— Start of Source data —

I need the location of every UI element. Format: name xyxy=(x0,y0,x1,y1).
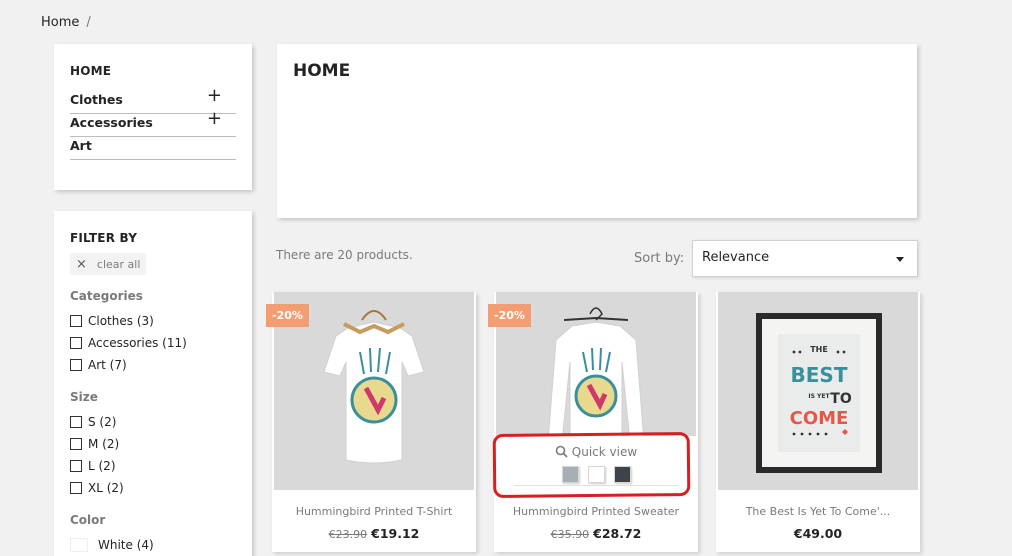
expand-plus-icon[interactable]: + xyxy=(207,110,222,128)
discount-badge: -20% xyxy=(266,304,309,327)
checkbox[interactable] xyxy=(70,315,82,327)
category-item-art[interactable]: Art xyxy=(70,137,236,160)
quick-view-button[interactable]: Quick view xyxy=(496,445,696,459)
checkbox[interactable] xyxy=(70,416,82,428)
facet-option[interactable]: L (2) xyxy=(70,455,236,477)
poster-image: THE IS YET BEST TO COME xyxy=(718,292,918,490)
product-price: €35.90 €28.72 xyxy=(494,526,698,541)
breadcrumb-separator: / xyxy=(86,15,91,30)
filter-title: FILTER BY xyxy=(70,231,138,245)
facet-option[interactable]: Accessories (11) xyxy=(70,332,236,354)
checkbox[interactable] xyxy=(70,460,82,472)
quick-view-panel: Quick view xyxy=(496,436,696,490)
category-item-label[interactable]: Art xyxy=(70,138,92,153)
breadcrumb: Home / xyxy=(41,15,91,30)
facet-option-label[interactable]: L (2) xyxy=(88,459,116,473)
caret-down-icon xyxy=(896,257,904,262)
facet-option[interactable]: XL (2) xyxy=(70,477,236,499)
category-item-accessories[interactable]: Accessories + xyxy=(70,110,236,137)
page-title: HOME xyxy=(293,61,351,81)
breadcrumb-home-link[interactable]: Home xyxy=(41,15,79,30)
facet-option-label[interactable]: White (4) xyxy=(98,538,154,552)
regular-price: €23.90 xyxy=(328,528,368,541)
facet-title-color: Color xyxy=(70,513,106,527)
sale-price: €28.72 xyxy=(593,526,642,541)
facet-option[interactable]: S (2) xyxy=(70,411,236,433)
sort-select-value: Relevance xyxy=(702,250,770,265)
product-price: €49.00 xyxy=(716,526,920,541)
category-tree-title[interactable]: HOME xyxy=(70,64,236,78)
poster-text-line4: TO xyxy=(830,391,852,407)
checkbox[interactable] xyxy=(70,337,82,349)
color-swatch-black[interactable] xyxy=(613,466,631,483)
facet-option[interactable]: White (4) xyxy=(70,534,236,556)
poster-text-line5: COME xyxy=(790,408,849,429)
facet-title-size: Size xyxy=(70,390,98,404)
product-name[interactable]: The Best Is Yet To Come'... xyxy=(716,505,920,518)
facet-option-label[interactable]: Clothes (3) xyxy=(88,314,154,328)
filter-panel: FILTER BY × clear all Categories Clothes… xyxy=(54,211,252,556)
poster-text-line1: THE xyxy=(810,345,828,354)
category-tree: HOME Clothes + Accessories + Art xyxy=(54,44,252,190)
sort-select[interactable]: Relevance xyxy=(692,240,918,277)
checkbox[interactable] xyxy=(70,438,82,450)
facet-option-label[interactable]: M (2) xyxy=(88,437,119,451)
checkbox[interactable] xyxy=(70,482,82,494)
category-item-label[interactable]: Clothes xyxy=(70,92,123,107)
clear-all-button[interactable]: × clear all xyxy=(70,253,147,275)
facet-option[interactable]: Art (7) xyxy=(70,354,236,376)
sort-label: Sort by: xyxy=(634,251,685,266)
facet-option-label[interactable]: Accessories (11) xyxy=(88,336,187,350)
facet-option[interactable]: M (2) xyxy=(70,433,236,455)
product-card[interactable]: -20% Hummingbird Printed T-Shirt €23.90 €… xyxy=(266,292,476,552)
divider xyxy=(514,485,678,486)
poster-text-line2: BEST xyxy=(791,363,848,387)
product-name[interactable]: Hummingbird Printed Sweater xyxy=(494,505,698,518)
color-swatch-white[interactable] xyxy=(70,538,88,552)
sale-price: €19.12 xyxy=(371,526,420,541)
expand-plus-icon[interactable]: + xyxy=(207,87,222,105)
facet-option-label[interactable]: S (2) xyxy=(88,415,116,429)
category-header: HOME xyxy=(277,44,917,218)
facet-title-categories: Categories xyxy=(70,289,143,303)
close-icon: × xyxy=(76,256,87,272)
poster-text-line3: IS YET xyxy=(808,393,830,400)
regular-price: €35.90 xyxy=(550,528,590,541)
product-card[interactable]: -20% Quick view Hummingbird Printed Swea… xyxy=(488,292,698,552)
product-image[interactable]: THE IS YET BEST TO COME xyxy=(718,292,918,490)
product-card[interactable]: THE IS YET BEST TO COME The Best Is Yet … xyxy=(716,292,920,552)
product-count: There are 20 products. xyxy=(276,248,413,262)
discount-badge: -20% xyxy=(488,304,531,327)
checkbox[interactable] xyxy=(70,359,82,371)
product-price: €23.90 €19.12 xyxy=(272,526,476,541)
clear-all-label: clear all xyxy=(96,257,141,271)
sale-price: €49.00 xyxy=(793,526,843,541)
category-item-label[interactable]: Accessories xyxy=(70,115,153,130)
color-swatch-gray[interactable] xyxy=(561,466,579,483)
facet-option-label[interactable]: XL (2) xyxy=(88,481,124,495)
quick-view-label: Quick view xyxy=(571,445,638,459)
color-swatches xyxy=(496,466,696,483)
color-swatch-white[interactable] xyxy=(587,466,605,483)
facet-option[interactable]: Clothes (3) xyxy=(70,310,236,332)
product-name[interactable]: Hummingbird Printed T-Shirt xyxy=(272,505,476,518)
facet-option-label[interactable]: Art (7) xyxy=(88,358,127,372)
search-icon xyxy=(555,445,568,458)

— End of Source data —

Reproduce every line of the entry above verbatim, leaving out the picture.

### Reply to the task
I need the location of every UI element. Format: name xyxy=(x0,y0,x1,y1).
expand-plus-icon[interactable]: + xyxy=(207,110,222,128)
discount-badge: -20% xyxy=(266,304,309,327)
checkbox[interactable] xyxy=(70,315,82,327)
category-item-art[interactable]: Art xyxy=(70,137,236,160)
quick-view-button[interactable]: Quick view xyxy=(496,445,696,459)
checkbox[interactable] xyxy=(70,416,82,428)
facet-option[interactable]: L (2) xyxy=(70,455,236,477)
poster-image: THE IS YET BEST TO COME xyxy=(718,292,918,490)
product-price: €35.90 €28.72 xyxy=(494,526,698,541)
breadcrumb-separator: / xyxy=(86,15,91,30)
filter-title: FILTER BY xyxy=(70,231,138,245)
facet-option[interactable]: Accessories (11) xyxy=(70,332,236,354)
checkbox[interactable] xyxy=(70,460,82,472)
quick-view-panel: Quick view xyxy=(496,436,696,490)
category-item-label[interactable]: Art xyxy=(70,138,92,153)
breadcrumb: Home / xyxy=(41,15,91,30)
facet-option-label[interactable]: L (2) xyxy=(88,459,116,473)
caret-down-icon xyxy=(896,257,904,262)
facet-option[interactable]: XL (2) xyxy=(70,477,236,499)
category-item-accessories[interactable]: Accessories + xyxy=(70,110,236,137)
page-title: HOME xyxy=(293,61,351,81)
breadcrumb-home-link[interactable]: Home xyxy=(41,15,79,30)
facet-option-label[interactable]: White (4) xyxy=(98,538,154,552)
regular-price: €23.90 xyxy=(328,528,368,541)
facet-title-color: Color xyxy=(70,513,106,527)
sale-price: €28.72 xyxy=(593,526,642,541)
facet-option[interactable]: S (2) xyxy=(70,411,236,433)
sort-select-value: Relevance xyxy=(702,250,770,265)
product-price: €49.00 xyxy=(716,526,920,541)
category-tree-title[interactable]: HOME xyxy=(70,64,236,78)
poster-text-line4: TO xyxy=(830,391,852,407)
checkbox[interactable] xyxy=(70,337,82,349)
color-swatch-black[interactable] xyxy=(613,466,631,483)
facet-option[interactable]: White (4) xyxy=(70,534,236,556)
poster-text-line5: COME xyxy=(790,408,849,429)
facet-title-size: Size xyxy=(70,390,98,404)
product-name[interactable]: The Best Is Yet To Come'... xyxy=(716,505,920,518)
facet-option-label[interactable]: Clothes (3) xyxy=(88,314,154,328)
filter-panel: FILTER BY × clear all Categories Clothes… xyxy=(54,211,252,556)
poster-text-line1: THE xyxy=(810,345,828,354)
category-tree: HOME Clothes + Accessories + Art xyxy=(54,44,252,190)
sort-select[interactable]: Relevance xyxy=(692,240,918,277)
checkbox[interactable] xyxy=(70,438,82,450)
facet-option-label[interactable]: M (2) xyxy=(88,437,119,451)
checkbox[interactable] xyxy=(70,482,82,494)
category-item-label[interactable]: Clothes xyxy=(70,92,123,107)
clear-all-button[interactable]: × clear all xyxy=(70,253,147,275)
facet-option[interactable]: Art (7) xyxy=(70,354,236,376)
sort-label: Sort by: xyxy=(634,251,685,266)
facet-option-label[interactable]: Accessories (11) xyxy=(88,336,187,350)
facet-option[interactable]: M (2) xyxy=(70,433,236,455)
product-card[interactable]: -20% Hummingbird Printed T-Shirt €23.90 €… xyxy=(266,292,476,552)
divider xyxy=(514,485,678,486)
poster-text-line2: BEST xyxy=(791,363,848,387)
product-name[interactable]: Hummingbird Printed Sweater xyxy=(494,505,698,518)
color-swatch-white[interactable] xyxy=(70,538,88,552)
sale-price: €19.12 xyxy=(371,526,420,541)
expand-plus-icon[interactable]: + xyxy=(207,87,222,105)
facet-option-label[interactable]: S (2) xyxy=(88,415,116,429)
category-header: HOME xyxy=(277,44,917,218)
facet-title-categories: Categories xyxy=(70,289,143,303)
close-icon: × xyxy=(76,256,87,272)
poster-text-line3: IS YET xyxy=(808,393,830,400)
regular-price: €35.90 xyxy=(550,528,590,541)
product-card[interactable]: -20% Quick view Hummingbird Printed Swea… xyxy=(488,292,698,552)
product-image[interactable]: THE IS YET BEST TO COME xyxy=(718,292,918,490)
product-card[interactable]: THE IS YET BEST TO COME The Best Is Yet … xyxy=(716,292,920,552)
product-count: There are 20 products. xyxy=(276,248,413,262)
discount-badge: -20% xyxy=(488,304,531,327)
checkbox[interactable] xyxy=(70,359,82,371)
product-price: €23.90 €19.12 xyxy=(272,526,476,541)
clear-all-label: clear all xyxy=(96,257,141,271)
sale-price: €49.00 xyxy=(793,526,843,541)
category-item-label[interactable]: Accessories xyxy=(70,115,153,130)
color-swatch-gray[interactable] xyxy=(561,466,579,483)
facet-option-label[interactable]: XL (2) xyxy=(88,481,124,495)
quick-view-label: Quick view xyxy=(571,445,638,459)
color-swatches xyxy=(496,466,696,483)
color-swatch-white[interactable] xyxy=(587,466,605,483)
facet-option[interactable]: Clothes (3) xyxy=(70,310,236,332)
product-name[interactable]: Hummingbird Printed T-Shirt xyxy=(272,505,476,518)
facet-option-label[interactable]: Art (7) xyxy=(88,358,127,372)
search-icon xyxy=(555,445,568,458)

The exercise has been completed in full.